### The task
Copy out all lines in the data below containing the string "color".

### Material for the task
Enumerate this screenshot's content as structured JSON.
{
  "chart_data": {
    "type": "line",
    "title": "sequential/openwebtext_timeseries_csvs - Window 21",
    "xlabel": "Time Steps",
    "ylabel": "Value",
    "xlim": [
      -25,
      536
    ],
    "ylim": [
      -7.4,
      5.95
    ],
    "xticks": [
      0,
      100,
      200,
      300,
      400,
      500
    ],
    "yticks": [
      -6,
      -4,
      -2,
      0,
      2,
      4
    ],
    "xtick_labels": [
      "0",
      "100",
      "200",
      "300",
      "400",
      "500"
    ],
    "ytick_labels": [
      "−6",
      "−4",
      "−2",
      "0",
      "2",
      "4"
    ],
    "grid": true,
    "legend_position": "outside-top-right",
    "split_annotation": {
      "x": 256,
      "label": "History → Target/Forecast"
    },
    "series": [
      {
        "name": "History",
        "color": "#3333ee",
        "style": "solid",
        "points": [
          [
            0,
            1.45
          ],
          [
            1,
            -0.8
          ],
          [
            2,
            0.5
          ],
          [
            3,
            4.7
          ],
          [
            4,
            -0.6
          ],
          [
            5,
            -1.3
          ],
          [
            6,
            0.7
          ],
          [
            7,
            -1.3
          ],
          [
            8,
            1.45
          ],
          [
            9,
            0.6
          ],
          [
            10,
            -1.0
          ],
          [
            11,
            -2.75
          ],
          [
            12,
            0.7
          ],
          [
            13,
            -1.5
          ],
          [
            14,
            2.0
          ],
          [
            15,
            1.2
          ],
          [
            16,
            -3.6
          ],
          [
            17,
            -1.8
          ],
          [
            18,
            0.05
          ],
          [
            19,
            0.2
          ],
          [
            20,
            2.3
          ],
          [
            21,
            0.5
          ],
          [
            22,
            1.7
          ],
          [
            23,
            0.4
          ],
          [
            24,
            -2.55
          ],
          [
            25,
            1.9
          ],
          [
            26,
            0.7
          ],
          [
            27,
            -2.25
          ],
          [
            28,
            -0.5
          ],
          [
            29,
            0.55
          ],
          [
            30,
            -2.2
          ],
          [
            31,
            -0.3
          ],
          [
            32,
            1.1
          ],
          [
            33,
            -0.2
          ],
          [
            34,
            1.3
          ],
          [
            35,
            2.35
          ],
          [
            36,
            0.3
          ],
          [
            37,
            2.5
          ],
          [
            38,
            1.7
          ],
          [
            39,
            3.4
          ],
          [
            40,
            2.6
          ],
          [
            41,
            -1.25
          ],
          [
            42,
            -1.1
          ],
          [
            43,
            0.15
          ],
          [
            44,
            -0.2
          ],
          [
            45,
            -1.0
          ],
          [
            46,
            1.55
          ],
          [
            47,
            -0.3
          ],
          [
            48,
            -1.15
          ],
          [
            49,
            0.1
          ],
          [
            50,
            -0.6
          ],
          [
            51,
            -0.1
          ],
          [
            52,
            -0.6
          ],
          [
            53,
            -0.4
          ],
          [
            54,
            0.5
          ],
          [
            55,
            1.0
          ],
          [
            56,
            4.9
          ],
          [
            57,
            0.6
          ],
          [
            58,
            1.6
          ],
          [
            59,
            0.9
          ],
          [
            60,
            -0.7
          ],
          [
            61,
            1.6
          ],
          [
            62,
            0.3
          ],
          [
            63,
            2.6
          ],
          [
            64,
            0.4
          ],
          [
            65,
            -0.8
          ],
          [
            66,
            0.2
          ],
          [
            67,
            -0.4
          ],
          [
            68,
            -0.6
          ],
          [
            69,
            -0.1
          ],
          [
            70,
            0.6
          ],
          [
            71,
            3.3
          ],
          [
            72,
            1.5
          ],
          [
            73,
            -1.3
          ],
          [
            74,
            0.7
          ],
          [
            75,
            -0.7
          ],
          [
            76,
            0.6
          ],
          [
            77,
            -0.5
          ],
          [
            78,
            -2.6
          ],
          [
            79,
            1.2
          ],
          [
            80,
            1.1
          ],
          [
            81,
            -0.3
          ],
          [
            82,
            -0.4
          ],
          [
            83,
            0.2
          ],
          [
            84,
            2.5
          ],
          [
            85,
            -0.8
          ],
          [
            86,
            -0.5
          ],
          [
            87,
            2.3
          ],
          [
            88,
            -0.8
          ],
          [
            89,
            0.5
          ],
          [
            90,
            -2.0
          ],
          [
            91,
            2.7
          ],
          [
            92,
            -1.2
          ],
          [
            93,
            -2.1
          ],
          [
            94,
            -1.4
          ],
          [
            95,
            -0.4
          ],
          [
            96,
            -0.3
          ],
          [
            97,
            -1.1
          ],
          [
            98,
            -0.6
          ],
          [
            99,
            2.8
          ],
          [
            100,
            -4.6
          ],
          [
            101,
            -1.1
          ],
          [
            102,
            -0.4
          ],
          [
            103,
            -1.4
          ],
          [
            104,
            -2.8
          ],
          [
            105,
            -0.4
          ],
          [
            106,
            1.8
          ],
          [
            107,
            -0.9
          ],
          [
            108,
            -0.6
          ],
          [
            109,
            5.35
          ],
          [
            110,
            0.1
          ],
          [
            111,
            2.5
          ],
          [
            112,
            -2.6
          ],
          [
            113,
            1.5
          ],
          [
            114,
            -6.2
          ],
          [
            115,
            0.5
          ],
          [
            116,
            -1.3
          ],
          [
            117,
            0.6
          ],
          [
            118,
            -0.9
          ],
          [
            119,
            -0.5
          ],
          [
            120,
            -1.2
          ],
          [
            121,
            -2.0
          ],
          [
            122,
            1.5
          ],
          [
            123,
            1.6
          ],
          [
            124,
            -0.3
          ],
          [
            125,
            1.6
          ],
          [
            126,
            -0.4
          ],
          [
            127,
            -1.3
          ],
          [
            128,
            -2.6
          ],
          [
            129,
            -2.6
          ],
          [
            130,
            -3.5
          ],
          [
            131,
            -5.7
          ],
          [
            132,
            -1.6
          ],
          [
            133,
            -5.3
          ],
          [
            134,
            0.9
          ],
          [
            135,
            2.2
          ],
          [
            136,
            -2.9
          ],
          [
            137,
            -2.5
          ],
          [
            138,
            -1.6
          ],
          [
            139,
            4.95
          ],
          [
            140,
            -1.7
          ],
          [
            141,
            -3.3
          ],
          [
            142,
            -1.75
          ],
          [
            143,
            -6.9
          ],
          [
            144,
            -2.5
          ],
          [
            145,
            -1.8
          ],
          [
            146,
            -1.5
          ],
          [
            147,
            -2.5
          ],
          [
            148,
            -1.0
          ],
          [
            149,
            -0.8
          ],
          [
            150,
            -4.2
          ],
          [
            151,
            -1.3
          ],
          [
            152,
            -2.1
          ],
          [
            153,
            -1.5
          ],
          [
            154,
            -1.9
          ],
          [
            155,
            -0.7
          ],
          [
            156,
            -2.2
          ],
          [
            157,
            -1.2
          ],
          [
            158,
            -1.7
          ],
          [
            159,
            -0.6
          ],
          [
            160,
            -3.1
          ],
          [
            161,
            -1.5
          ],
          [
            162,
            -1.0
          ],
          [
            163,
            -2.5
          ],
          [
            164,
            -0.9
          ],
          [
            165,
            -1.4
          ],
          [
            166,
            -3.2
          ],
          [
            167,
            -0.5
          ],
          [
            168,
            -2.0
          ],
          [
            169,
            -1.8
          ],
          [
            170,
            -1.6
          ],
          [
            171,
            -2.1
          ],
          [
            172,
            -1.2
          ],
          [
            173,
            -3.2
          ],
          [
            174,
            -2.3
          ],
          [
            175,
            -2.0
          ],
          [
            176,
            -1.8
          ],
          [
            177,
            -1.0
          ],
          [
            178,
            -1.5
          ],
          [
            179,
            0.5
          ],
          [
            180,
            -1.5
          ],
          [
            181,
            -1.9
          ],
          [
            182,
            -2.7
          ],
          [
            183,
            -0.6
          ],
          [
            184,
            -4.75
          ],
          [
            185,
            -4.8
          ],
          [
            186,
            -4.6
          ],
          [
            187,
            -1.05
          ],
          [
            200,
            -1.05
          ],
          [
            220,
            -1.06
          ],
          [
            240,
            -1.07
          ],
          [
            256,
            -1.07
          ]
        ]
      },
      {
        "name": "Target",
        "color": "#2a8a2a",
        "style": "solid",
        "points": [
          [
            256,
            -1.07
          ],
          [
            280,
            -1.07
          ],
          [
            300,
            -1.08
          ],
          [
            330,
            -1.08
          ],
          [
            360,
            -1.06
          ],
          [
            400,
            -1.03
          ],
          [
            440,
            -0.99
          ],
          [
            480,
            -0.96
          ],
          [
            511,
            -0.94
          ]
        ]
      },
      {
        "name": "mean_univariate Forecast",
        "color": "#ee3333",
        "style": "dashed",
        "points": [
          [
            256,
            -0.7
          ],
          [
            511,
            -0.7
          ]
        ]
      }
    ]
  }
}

### Result
        "color": "#3333ee",
        "color": "#2a8a2a",
        "color": "#ee3333",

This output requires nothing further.